Excerpt from a dataset:

--- Start ---

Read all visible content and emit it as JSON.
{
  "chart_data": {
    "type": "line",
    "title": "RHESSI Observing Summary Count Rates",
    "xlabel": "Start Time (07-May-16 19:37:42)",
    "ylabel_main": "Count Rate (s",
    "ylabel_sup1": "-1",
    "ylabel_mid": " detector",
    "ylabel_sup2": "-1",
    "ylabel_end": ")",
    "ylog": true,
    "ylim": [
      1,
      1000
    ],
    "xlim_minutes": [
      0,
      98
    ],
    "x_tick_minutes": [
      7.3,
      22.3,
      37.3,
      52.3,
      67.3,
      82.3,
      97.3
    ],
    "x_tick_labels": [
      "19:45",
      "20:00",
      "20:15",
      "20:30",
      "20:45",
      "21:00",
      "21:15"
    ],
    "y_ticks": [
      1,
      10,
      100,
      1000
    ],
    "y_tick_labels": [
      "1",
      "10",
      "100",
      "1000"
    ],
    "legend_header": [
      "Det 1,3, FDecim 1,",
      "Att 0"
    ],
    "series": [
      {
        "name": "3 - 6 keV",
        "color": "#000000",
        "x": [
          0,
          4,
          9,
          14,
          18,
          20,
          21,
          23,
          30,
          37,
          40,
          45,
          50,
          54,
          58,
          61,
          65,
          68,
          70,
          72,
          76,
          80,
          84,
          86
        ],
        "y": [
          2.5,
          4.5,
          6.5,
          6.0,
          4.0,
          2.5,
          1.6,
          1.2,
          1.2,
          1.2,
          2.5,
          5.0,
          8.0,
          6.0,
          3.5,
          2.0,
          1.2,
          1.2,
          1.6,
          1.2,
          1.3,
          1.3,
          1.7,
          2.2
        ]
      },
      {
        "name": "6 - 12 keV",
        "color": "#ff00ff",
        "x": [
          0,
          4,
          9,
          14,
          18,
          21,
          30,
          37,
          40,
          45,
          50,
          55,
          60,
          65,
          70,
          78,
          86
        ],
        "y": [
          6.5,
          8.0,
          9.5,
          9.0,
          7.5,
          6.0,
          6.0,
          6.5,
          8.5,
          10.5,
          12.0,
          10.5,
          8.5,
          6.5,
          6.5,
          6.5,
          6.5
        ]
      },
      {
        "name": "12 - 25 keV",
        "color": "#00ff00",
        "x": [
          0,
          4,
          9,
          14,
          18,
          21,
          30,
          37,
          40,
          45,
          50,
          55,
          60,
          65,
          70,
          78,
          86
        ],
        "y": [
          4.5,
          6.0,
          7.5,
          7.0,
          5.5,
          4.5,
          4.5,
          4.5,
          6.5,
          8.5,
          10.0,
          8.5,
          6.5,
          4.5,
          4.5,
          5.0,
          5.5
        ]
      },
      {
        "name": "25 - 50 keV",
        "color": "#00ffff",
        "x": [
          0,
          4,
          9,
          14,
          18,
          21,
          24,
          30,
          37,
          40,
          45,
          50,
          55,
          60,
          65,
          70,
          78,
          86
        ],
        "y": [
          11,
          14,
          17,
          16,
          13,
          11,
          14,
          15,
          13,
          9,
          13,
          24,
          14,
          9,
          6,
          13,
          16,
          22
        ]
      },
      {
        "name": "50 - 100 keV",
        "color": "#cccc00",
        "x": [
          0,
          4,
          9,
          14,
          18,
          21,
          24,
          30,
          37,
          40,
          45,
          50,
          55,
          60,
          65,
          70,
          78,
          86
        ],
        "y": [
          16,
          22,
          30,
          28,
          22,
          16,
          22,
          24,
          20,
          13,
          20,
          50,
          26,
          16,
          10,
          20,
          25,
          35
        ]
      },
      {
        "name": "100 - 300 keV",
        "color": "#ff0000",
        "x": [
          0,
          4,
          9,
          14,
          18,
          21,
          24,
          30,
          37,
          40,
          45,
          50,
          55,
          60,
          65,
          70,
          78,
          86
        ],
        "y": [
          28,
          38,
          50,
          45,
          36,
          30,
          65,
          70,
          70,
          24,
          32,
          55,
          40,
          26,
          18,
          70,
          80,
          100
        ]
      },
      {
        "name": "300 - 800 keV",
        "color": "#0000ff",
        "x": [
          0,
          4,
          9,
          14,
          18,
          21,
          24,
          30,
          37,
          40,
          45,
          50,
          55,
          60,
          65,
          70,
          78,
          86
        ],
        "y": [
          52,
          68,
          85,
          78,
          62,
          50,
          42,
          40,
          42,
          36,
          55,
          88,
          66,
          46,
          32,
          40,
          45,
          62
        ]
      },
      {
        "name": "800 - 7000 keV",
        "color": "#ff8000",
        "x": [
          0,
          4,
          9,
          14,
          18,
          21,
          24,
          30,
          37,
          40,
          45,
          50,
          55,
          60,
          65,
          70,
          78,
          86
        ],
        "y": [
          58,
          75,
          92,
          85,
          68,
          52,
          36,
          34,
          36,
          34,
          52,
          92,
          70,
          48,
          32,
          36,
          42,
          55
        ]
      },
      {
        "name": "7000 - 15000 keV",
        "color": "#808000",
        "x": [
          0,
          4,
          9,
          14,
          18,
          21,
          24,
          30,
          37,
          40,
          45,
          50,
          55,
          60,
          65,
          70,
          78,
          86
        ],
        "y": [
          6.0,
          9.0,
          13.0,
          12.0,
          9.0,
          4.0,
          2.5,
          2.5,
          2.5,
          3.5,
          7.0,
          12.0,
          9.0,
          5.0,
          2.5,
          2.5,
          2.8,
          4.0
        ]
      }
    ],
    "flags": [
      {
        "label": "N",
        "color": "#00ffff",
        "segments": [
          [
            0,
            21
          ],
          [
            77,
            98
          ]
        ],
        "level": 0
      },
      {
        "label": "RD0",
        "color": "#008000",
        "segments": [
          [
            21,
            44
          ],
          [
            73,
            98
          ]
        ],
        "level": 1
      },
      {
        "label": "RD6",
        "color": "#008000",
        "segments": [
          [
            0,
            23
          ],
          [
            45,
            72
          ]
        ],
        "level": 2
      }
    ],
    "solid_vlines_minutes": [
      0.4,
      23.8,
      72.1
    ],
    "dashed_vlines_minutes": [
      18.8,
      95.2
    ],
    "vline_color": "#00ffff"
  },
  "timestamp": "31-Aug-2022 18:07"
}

--- End ---

> [PROBLEM TO SOLVE]
Search the data for the string "name". List each line that has it.

> [FULL SOLUTION]
        "name": "3 - 6 keV",
        "name": "6 - 12 keV",
        "name": "12 - 25 keV",
        "name": "25 - 50 keV",
        "name": "50 - 100 keV",
        "name": "100 - 300 keV",
        "name": "300 - 800 keV",
        "name": "800 - 7000 keV",
        "name": "7000 - 15000 keV",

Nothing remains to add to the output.